Copy out all lines of the records in which the word "information" appears.

— begin DATA TO USE —

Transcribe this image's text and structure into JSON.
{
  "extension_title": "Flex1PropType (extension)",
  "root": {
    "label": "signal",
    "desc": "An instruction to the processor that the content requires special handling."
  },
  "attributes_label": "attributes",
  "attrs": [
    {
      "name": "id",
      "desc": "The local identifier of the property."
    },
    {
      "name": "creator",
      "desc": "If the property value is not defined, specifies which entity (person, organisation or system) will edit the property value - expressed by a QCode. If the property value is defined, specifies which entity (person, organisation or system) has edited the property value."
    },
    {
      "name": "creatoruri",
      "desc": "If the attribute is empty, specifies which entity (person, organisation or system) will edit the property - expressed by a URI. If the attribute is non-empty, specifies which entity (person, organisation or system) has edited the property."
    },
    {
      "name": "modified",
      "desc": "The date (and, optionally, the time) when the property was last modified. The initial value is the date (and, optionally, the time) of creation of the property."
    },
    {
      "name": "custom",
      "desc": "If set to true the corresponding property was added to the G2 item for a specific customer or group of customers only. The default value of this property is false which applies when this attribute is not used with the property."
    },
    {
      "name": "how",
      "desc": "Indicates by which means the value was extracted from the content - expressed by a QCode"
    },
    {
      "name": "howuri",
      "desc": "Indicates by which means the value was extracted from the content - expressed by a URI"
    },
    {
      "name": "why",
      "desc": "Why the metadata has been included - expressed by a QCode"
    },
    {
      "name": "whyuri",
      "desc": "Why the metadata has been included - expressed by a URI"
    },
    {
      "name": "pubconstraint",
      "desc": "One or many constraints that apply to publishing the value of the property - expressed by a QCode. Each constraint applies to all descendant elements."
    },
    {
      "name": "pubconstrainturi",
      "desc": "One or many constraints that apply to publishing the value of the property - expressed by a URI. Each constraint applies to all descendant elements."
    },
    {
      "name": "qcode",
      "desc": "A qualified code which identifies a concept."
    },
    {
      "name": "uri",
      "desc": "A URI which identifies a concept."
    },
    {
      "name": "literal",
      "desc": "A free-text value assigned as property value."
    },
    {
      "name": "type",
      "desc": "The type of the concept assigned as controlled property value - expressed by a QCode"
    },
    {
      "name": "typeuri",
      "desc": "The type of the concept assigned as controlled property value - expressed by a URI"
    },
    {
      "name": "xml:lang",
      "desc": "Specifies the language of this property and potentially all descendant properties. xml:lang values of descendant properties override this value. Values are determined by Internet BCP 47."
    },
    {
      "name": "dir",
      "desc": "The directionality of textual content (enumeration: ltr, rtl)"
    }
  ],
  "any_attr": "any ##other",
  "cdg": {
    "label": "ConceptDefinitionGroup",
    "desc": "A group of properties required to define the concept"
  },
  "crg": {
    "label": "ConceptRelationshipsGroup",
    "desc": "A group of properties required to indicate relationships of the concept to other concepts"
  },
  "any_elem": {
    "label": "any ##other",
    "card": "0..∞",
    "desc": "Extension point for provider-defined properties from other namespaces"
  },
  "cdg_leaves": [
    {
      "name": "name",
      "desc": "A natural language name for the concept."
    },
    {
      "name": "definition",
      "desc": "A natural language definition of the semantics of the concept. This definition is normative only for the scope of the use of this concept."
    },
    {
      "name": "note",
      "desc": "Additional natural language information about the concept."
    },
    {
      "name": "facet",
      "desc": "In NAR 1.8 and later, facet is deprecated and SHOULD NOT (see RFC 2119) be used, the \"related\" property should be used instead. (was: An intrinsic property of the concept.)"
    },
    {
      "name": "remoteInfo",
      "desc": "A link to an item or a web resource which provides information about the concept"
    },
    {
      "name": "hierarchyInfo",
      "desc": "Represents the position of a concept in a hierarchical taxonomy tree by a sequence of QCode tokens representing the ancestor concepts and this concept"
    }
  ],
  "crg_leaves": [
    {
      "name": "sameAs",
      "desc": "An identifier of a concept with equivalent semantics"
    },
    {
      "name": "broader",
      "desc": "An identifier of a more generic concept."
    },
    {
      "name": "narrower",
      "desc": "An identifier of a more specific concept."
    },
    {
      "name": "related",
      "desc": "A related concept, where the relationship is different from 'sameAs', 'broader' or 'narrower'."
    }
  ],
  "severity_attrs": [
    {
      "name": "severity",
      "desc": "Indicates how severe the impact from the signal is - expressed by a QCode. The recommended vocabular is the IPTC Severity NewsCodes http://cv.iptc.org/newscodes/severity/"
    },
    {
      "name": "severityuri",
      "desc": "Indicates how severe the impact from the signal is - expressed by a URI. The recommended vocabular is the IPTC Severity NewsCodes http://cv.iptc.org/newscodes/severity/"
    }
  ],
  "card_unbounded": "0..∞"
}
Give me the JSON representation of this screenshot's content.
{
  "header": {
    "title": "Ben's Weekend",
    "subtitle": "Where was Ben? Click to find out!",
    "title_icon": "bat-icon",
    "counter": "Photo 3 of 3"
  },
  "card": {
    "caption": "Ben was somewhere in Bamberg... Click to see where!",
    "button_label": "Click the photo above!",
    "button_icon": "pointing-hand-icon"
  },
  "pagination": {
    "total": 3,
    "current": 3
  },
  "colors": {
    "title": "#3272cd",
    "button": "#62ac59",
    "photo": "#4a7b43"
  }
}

— end DATA TO USE —

▶ _OUTPUT FOR THIS EXERCISE_
      "desc": "Additional natural language information about the concept."
      "desc": "A link to an item or a web resource which provides information about the concept"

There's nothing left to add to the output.